Dataset items:

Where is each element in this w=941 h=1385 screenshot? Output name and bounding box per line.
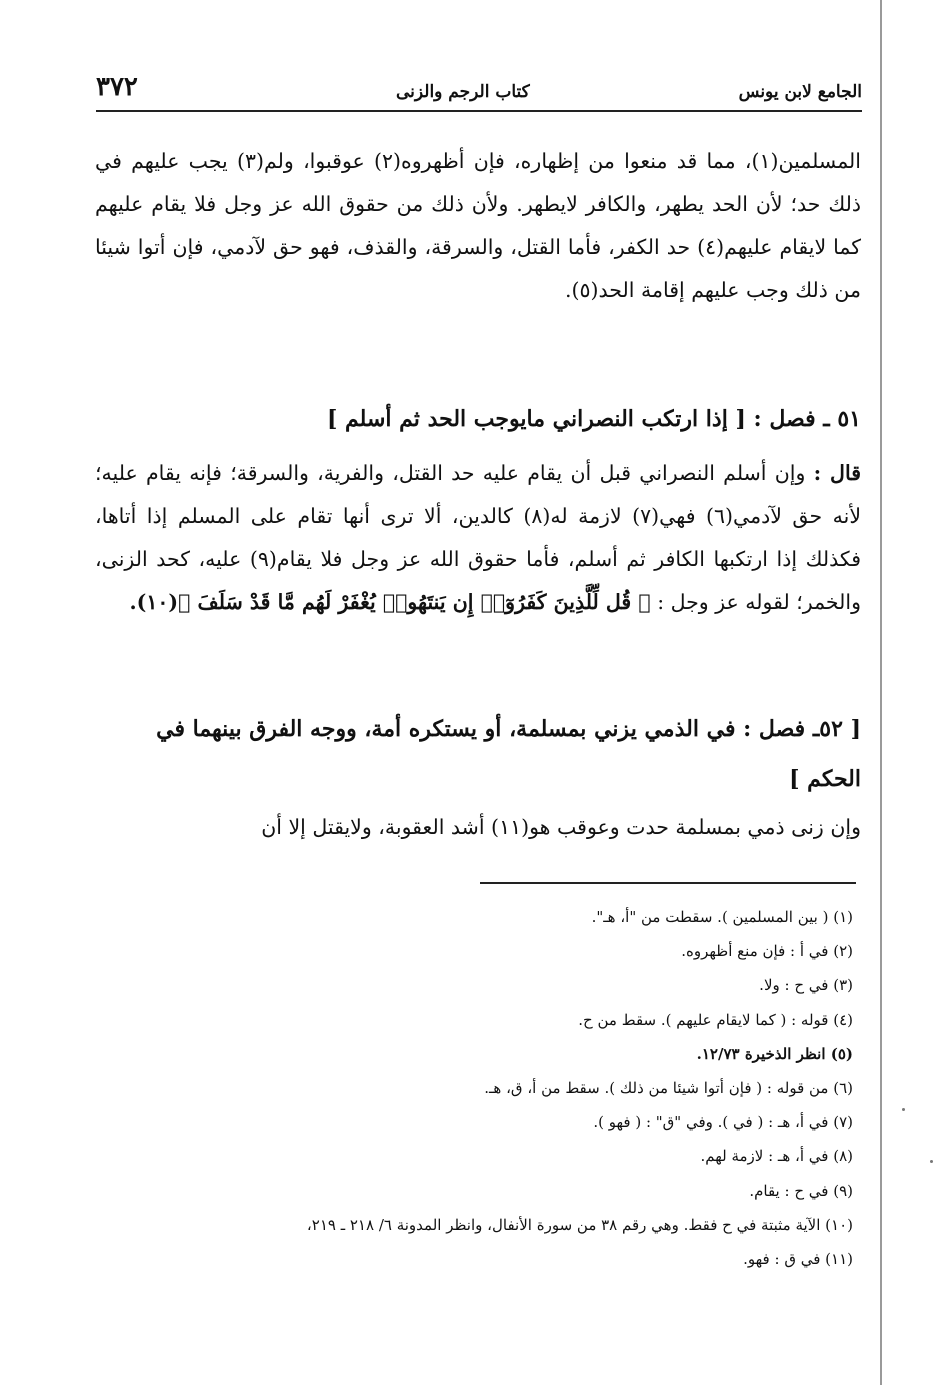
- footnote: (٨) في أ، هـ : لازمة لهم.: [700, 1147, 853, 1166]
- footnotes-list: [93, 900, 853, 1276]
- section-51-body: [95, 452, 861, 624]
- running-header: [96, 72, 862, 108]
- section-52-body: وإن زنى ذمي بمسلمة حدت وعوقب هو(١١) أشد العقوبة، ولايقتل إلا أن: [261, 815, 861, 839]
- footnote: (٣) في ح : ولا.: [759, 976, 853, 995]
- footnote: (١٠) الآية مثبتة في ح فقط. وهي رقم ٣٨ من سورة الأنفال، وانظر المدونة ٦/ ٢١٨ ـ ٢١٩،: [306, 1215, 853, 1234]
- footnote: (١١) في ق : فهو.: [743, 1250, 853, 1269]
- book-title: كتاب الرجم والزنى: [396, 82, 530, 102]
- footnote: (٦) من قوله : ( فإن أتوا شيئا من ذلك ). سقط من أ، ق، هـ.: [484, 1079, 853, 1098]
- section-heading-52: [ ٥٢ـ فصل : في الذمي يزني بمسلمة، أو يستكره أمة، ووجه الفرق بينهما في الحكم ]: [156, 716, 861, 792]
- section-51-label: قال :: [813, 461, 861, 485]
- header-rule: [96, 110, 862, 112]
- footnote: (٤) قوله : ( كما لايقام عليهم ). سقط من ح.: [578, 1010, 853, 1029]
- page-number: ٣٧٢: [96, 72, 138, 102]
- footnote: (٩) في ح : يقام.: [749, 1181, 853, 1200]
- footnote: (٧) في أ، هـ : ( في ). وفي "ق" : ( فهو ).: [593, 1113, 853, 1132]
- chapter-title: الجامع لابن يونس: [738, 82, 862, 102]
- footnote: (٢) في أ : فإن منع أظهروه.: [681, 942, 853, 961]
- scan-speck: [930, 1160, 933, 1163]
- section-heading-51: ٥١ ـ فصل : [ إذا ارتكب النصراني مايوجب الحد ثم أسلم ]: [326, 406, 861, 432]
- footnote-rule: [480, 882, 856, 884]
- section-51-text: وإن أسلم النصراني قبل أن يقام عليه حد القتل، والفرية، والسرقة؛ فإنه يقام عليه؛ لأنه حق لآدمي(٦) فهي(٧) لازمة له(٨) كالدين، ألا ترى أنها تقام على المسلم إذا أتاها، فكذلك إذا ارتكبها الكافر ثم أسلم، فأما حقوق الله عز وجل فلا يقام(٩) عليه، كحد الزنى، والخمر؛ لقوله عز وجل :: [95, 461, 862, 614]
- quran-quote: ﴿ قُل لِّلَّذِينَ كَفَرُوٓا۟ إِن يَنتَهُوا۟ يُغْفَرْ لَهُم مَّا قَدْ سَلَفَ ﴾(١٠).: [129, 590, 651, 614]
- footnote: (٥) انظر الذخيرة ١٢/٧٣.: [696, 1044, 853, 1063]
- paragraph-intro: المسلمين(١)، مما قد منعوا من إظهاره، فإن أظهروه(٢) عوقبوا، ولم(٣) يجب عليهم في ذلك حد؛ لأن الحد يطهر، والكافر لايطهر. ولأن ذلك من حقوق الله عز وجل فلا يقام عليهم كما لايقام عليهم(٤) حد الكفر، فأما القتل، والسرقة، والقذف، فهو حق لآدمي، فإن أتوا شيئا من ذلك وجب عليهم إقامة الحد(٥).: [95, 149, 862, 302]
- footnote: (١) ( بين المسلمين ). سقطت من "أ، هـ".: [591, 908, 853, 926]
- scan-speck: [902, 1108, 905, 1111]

### [Task description]
Could you lay out every line of the listing above as a numbered list, leaving out blank lines and the pictures?

### [Right answer]
1. Where is each element in this w=941 h=1385 screenshot? Output name and bounding box per line.
2. - footnote: (٨) في أ، هـ : لازمة لهم.: [700, 1147, 853, 1166]
3. - footnotes-list: [93, 900, 853, 1276]
4. - section-51-body: [95, 452, 861, 624]
5. - running-header: [96, 72, 862, 108]
6. - section-52-body: وإن زنى ذمي بمسلمة حدت وعوقب هو(١١) أشد العقوبة، ولايقتل إلا أن: [261, 815, 861, 839]
7. - footnote: (٣) في ح : ولا.: [759, 976, 853, 995]
8. - footnote: (١٠) الآية مثبتة في ح فقط. وهي رقم ٣٨ من سورة الأنفال، وانظر المدونة ٦/ ٢١٨ ـ ٢١٩،: [306, 1215, 853, 1234]
9. - footnote: (١١) في ق : فهو.: [743, 1250, 853, 1269]
10. - book-title: كتاب الرجم والزنى: [396, 82, 530, 102]
11. - footnote: (٦) من قوله : ( فإن أتوا شيئا من ذلك ). سقط من أ، ق، هـ.: [484, 1079, 853, 1098]
12. - section-heading-52: [ ٥٢ـ فصل : في الذمي يزني بمسلمة، أو يستكره أمة، ووجه الفرق بينهما في الحكم ]: [156, 716, 861, 792]
13. - section-51-label: قال :: [813, 461, 861, 485]
14. - header-rule: [96, 110, 862, 112]
15. - footnote: (٤) قوله : ( كما لايقام عليهم ). سقط من ح.: [578, 1010, 853, 1029]
16. - page-number: ٣٧٢: [96, 72, 138, 102]
17. - footnote: (٩) في ح : يقام.: [749, 1181, 853, 1200]
18. - footnote: (٧) في أ، هـ : ( في ). وفي "ق" : ( فهو ).: [593, 1113, 853, 1132]
19. - chapter-title: الجامع لابن يونس: [738, 82, 862, 102]
20. - footnote: (٢) في أ : فإن منع أظهروه.: [681, 942, 853, 961]
21. - scan-speck: [930, 1160, 933, 1163]
22. - section-heading-51: ٥١ ـ فصل : [ إذا ارتكب النصراني مايوجب الحد ثم أسلم ]: [326, 406, 861, 432]
23. - footnote-rule: [480, 882, 856, 884]
24. - section-51-text: وإن أسلم النصراني قبل أن يقام عليه حد القتل، والفرية، والسرقة؛ فإنه يقام عليه؛ لأنه حق لآدمي(٦) فهي(٧) لازمة له(٨) كالدين، ألا ترى أنها تقام على المسلم إذا أتاها، فكذلك إذا ارتكبها الكافر ثم أسلم، فأما حقوق الله عز وجل فلا يقام(٩) عليه، كحد الزنى، والخمر؛ لقوله عز وجل :: [95, 461, 862, 614]
25. - quran-quote: ﴿ قُل لِّلَّذِينَ كَفَرُوٓا۟ إِن يَنتَهُوا۟ يُغْفَرْ لَهُم مَّا قَدْ سَلَفَ ﴾(١٠).: [129, 590, 651, 614]
26. - footnote: (٥) انظر الذخيرة ١٢/٧٣.: [696, 1044, 853, 1063]
27. - paragraph-intro: المسلمين(١)، مما قد منعوا من إظهاره، فإن أظهروه(٢) عوقبوا، ولم(٣) يجب عليهم في ذلك حد؛ لأن الحد يطهر، والكافر لايطهر. ولأن ذلك من حقوق الله عز وجل فلا يقام عليهم كما لايقام عليهم(٤) حد الكفر، فأما القتل، والسرقة، والقذف، فهو حق لآدمي، فإن أتوا شيئا من ذلك وجب عليهم إقامة الحد(٥).: [95, 149, 862, 302]
28. - footnote: (١) ( بين المسلمين ). سقطت من "أ، هـ".: [591, 908, 853, 926]
29. - scan-speck: [902, 1108, 905, 1111]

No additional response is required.